(Dataset rows)
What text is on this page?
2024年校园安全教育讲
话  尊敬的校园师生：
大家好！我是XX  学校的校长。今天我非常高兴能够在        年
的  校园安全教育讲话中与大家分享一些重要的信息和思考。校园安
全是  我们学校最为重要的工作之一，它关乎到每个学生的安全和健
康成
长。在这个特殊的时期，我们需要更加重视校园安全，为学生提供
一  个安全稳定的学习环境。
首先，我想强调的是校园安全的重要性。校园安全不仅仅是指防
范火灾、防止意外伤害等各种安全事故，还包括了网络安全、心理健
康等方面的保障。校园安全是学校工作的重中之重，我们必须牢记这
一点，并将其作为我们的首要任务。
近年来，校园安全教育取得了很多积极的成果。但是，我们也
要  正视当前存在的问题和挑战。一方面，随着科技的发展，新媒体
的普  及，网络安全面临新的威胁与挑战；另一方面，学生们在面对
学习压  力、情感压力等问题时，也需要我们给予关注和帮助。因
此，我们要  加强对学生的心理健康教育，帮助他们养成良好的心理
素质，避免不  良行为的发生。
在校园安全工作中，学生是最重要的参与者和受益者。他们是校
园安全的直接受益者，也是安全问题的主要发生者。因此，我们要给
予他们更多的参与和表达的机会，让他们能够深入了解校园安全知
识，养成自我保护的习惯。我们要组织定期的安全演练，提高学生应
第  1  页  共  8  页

EXERCISE DESCRIPTION:
Repeat the listing in full, keeping every line exactly as it is.

OUTPUT OF THE EXERCISE:
What text is on this page?
2024年校园安全教育讲
话  尊敬的校园师生：
大家好！我是XX  学校的校长。今天我非常高兴能够在        年
的  校园安全教育讲话中与大家分享一些重要的信息和思考。校园安
全是  我们学校最为重要的工作之一，它关乎到每个学生的安全和健
康成
长。在这个特殊的时期，我们需要更加重视校园安全，为学生提供
一  个安全稳定的学习环境。
首先，我想强调的是校园安全的重要性。校园安全不仅仅是指防
范火灾、防止意外伤害等各种安全事故，还包括了网络安全、心理健
康等方面的保障。校园安全是学校工作的重中之重，我们必须牢记这
一点，并将其作为我们的首要任务。
近年来，校园安全教育取得了很多积极的成果。但是，我们也
要  正视当前存在的问题和挑战。一方面，随着科技的发展，新媒体
的普  及，网络安全面临新的威胁与挑战；另一方面，学生们在面对
学习压  力、情感压力等问题时，也需要我们给予关注和帮助。因
此，我们要  加强对学生的心理健康教育，帮助他们养成良好的心理
素质，避免不  良行为的发生。
在校园安全工作中，学生是最重要的参与者和受益者。他们是校
园安全的直接受益者，也是安全问题的主要发生者。因此，我们要给
予他们更多的参与和表达的机会，让他们能够深入了解校园安全知
识，养成自我保护的习惯。我们要组织定期的安全演练，提高学生应
第  1  页  共  8  页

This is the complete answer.